LIST OF TASKS
1. From the piano brands page, list every pro given for Steinway & Sons.
2. Reproduce the part of the piano brands page that opens with the words "Piano Brands" and stops after "Sons (New York)".

Piano Brands
My current impressions of test brands and their pianos. These are subjective impressions of a very few sample models. These comments are not intended to be generalizations about each piano brand.

Steinway & Sons (New York)

The Recognized Signature Brand. Currently my preferred brand. Visually elegant and classic. Aside from the concert grand, I believe Steinway's Model B is the best instrument the company makes. I was not terribly impressed with the smaller models, and I almost bought a Model L without trying the Model B, thinking it was out of my price range. I could sense the signature Steinway sound and action, but the smaller instruments did not have the exquisite refinement that I felt with the Models B and D. What I don't like regarding brand new Steinways is how "raw" they sound. At first, I was unimpressed by the new models at my local dealer. They start out very mellow and dull, but almost all older Steinways I play seem to sound better and better as they age. With enough voicing and time, the treble starts to exhibit that bell-like quality and the tenor matures to a gorgeous complex tone. These instruments just need more initial preparation to bring out their very capable features. I hear that the Hamburg models are held to higher quality standards. I am eager to try one of the German-made beauties.

  • Pros:
    • Light action
    • Rich and complex tone
    • Excellent resale value
  • Cons:
    • Noisy action
    • Needs meticulous voicing to bring out the treble
    • Pricy (due to brand name markup?)

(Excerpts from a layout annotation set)
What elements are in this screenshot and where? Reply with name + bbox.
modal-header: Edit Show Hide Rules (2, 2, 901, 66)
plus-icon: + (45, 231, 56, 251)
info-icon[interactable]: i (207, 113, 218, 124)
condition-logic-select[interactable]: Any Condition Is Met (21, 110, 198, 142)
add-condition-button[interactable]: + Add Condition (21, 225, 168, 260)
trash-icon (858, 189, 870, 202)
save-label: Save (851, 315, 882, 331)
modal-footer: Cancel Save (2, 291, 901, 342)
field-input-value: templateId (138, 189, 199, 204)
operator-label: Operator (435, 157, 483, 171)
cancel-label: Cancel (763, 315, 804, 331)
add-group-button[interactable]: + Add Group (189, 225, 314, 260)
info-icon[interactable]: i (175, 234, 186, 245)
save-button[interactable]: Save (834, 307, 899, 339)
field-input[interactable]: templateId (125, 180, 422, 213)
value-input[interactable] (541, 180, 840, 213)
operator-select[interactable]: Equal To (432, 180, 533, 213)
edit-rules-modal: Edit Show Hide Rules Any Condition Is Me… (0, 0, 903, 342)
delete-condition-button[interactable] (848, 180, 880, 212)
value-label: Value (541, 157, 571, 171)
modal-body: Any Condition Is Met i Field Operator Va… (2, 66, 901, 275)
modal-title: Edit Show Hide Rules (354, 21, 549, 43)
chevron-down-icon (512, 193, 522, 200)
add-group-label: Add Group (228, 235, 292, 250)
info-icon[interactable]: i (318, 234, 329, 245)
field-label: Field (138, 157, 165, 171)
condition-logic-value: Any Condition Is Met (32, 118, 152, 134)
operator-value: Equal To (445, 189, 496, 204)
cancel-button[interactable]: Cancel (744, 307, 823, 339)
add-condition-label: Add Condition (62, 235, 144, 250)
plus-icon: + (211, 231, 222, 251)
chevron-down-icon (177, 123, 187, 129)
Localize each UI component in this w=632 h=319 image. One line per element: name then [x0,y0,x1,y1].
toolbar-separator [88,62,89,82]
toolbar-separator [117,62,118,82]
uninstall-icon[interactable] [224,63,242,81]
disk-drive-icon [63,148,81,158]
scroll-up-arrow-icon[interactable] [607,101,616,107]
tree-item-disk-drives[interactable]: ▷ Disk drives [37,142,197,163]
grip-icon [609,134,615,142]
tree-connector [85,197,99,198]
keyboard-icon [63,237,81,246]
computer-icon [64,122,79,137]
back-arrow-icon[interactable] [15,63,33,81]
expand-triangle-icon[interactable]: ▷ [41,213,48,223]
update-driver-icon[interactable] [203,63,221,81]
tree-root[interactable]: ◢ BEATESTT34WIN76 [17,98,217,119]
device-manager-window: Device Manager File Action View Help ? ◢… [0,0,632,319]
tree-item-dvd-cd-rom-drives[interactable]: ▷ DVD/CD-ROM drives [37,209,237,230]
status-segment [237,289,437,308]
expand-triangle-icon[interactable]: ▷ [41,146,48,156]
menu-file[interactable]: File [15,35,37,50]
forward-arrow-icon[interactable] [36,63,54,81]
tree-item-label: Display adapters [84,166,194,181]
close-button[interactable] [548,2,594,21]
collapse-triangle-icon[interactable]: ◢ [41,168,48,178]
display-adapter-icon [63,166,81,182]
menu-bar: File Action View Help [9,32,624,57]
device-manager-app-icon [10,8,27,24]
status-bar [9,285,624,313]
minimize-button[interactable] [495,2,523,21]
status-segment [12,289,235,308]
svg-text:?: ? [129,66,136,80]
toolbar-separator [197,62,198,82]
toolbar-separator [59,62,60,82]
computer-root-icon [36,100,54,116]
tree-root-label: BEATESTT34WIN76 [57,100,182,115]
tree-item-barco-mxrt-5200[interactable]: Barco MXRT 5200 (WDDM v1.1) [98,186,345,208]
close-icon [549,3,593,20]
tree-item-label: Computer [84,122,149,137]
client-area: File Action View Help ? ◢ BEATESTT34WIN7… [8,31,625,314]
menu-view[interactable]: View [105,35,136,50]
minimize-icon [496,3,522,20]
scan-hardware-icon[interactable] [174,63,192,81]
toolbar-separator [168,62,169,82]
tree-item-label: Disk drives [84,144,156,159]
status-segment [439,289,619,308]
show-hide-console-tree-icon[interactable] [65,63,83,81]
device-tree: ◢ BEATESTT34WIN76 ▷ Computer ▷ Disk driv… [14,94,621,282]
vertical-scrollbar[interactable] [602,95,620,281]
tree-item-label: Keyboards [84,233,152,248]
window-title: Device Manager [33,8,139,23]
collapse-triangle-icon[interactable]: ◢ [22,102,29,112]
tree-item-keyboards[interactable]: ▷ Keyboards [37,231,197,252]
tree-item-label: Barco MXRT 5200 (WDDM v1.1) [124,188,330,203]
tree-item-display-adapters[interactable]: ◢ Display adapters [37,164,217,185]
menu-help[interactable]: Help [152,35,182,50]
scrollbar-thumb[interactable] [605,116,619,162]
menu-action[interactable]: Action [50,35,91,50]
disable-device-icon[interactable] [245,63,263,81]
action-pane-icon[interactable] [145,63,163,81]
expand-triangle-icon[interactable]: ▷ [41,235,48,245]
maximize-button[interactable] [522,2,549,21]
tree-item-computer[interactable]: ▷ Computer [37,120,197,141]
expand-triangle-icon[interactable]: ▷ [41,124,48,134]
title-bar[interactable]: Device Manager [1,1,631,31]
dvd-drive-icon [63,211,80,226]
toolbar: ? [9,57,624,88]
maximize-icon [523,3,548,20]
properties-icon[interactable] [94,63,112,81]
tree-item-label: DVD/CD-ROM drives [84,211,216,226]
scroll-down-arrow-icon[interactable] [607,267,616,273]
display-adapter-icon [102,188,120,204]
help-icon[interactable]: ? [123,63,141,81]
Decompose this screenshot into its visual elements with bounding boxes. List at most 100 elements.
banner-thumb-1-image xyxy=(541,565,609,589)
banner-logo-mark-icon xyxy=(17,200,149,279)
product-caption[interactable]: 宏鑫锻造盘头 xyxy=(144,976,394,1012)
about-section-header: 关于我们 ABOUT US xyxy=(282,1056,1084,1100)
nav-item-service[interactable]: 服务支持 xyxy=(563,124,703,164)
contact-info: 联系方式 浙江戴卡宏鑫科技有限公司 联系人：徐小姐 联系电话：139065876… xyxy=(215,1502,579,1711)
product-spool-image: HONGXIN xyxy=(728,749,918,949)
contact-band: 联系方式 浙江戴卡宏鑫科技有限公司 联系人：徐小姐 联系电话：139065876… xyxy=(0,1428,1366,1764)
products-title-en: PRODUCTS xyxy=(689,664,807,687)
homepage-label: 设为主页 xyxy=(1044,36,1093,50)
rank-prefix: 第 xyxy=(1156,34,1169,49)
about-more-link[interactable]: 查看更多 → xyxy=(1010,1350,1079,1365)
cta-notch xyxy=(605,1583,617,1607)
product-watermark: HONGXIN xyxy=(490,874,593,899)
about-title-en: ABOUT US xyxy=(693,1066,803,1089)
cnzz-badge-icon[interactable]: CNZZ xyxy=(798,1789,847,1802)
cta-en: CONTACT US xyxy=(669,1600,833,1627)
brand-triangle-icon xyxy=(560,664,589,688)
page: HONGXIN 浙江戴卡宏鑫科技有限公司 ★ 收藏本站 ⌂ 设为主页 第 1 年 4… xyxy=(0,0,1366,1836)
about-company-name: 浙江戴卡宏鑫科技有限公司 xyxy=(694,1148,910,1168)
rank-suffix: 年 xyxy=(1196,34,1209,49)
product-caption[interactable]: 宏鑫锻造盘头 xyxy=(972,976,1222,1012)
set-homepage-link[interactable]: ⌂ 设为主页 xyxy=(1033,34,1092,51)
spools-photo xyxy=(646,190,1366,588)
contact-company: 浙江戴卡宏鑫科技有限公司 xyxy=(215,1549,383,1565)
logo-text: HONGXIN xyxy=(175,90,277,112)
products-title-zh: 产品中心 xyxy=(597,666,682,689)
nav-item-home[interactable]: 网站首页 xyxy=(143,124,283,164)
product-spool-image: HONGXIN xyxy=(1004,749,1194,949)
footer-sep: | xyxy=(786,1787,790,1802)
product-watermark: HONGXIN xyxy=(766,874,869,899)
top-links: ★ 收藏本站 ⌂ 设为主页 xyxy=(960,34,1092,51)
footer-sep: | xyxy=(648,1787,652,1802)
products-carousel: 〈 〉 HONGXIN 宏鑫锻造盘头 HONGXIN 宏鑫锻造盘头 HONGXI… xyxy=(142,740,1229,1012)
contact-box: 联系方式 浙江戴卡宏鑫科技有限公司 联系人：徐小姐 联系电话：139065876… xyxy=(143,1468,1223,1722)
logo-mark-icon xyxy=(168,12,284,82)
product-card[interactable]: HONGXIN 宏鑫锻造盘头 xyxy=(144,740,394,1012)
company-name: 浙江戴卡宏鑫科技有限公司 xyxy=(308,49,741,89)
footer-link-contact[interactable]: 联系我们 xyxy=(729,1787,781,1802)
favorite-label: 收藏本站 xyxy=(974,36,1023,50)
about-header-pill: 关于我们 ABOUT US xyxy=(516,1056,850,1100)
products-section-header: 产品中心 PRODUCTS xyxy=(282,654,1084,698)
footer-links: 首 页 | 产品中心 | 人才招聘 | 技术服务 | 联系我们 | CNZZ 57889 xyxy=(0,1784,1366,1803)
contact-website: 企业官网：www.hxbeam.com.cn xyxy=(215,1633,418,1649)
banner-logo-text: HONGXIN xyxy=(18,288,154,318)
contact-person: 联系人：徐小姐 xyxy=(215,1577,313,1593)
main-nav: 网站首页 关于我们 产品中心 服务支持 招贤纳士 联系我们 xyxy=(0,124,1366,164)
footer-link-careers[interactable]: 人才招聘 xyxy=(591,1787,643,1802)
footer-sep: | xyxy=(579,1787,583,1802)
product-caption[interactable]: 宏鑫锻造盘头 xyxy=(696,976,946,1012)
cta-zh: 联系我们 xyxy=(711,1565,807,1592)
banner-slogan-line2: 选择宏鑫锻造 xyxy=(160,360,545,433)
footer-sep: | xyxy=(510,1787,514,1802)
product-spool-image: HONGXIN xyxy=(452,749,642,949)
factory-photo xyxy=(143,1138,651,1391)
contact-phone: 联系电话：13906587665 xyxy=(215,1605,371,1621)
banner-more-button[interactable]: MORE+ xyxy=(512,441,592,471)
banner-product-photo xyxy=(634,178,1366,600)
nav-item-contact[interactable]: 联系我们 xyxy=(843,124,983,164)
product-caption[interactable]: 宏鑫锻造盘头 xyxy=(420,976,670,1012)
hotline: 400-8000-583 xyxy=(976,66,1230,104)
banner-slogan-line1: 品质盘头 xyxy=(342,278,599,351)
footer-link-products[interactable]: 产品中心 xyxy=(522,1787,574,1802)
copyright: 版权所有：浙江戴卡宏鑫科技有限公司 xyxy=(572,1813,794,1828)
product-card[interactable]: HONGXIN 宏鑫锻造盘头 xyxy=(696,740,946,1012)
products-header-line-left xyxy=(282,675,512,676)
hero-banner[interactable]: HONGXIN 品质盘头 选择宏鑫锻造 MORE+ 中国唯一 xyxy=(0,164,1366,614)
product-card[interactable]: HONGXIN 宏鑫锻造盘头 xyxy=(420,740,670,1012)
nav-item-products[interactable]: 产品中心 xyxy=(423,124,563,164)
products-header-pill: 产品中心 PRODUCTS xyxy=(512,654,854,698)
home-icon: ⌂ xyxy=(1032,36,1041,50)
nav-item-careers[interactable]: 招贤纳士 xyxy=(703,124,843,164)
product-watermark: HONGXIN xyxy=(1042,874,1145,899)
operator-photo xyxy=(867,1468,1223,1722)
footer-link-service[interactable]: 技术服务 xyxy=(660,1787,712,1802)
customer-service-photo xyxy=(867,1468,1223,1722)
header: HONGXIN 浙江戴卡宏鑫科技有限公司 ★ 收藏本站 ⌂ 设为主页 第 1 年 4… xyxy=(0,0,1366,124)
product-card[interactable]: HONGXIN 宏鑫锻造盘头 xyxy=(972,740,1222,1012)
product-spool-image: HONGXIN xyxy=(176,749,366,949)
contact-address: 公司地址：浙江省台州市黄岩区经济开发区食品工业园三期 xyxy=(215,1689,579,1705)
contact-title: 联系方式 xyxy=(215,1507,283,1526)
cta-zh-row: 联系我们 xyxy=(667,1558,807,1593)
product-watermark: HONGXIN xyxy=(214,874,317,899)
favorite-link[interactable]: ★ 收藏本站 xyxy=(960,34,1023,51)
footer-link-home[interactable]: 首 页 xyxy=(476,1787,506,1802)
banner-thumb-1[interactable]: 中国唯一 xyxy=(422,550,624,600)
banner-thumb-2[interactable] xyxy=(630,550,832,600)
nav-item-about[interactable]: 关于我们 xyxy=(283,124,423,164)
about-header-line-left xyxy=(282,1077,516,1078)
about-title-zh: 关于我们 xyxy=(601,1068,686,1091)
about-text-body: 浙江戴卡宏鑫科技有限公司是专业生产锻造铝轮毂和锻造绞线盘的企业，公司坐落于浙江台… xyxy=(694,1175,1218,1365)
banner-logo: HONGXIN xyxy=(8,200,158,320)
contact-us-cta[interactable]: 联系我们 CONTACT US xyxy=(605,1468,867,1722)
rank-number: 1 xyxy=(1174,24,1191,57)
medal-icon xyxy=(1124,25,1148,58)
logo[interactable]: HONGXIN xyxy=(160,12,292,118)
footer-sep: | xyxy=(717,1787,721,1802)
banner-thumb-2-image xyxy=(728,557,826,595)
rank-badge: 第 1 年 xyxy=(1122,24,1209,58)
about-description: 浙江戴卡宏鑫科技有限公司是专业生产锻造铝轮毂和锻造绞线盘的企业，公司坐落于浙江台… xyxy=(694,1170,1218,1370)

SOLUTIONS PER TASK
1.
- Light action
- Rich and complex tone
- Excellent resale value

2.
Piano Brands
My current impressions of test brands and their pianos. These are subjective impressions of a very few sample models. These comments are not intended to be generalizations about each piano brand.

Steinway & Sons (New York)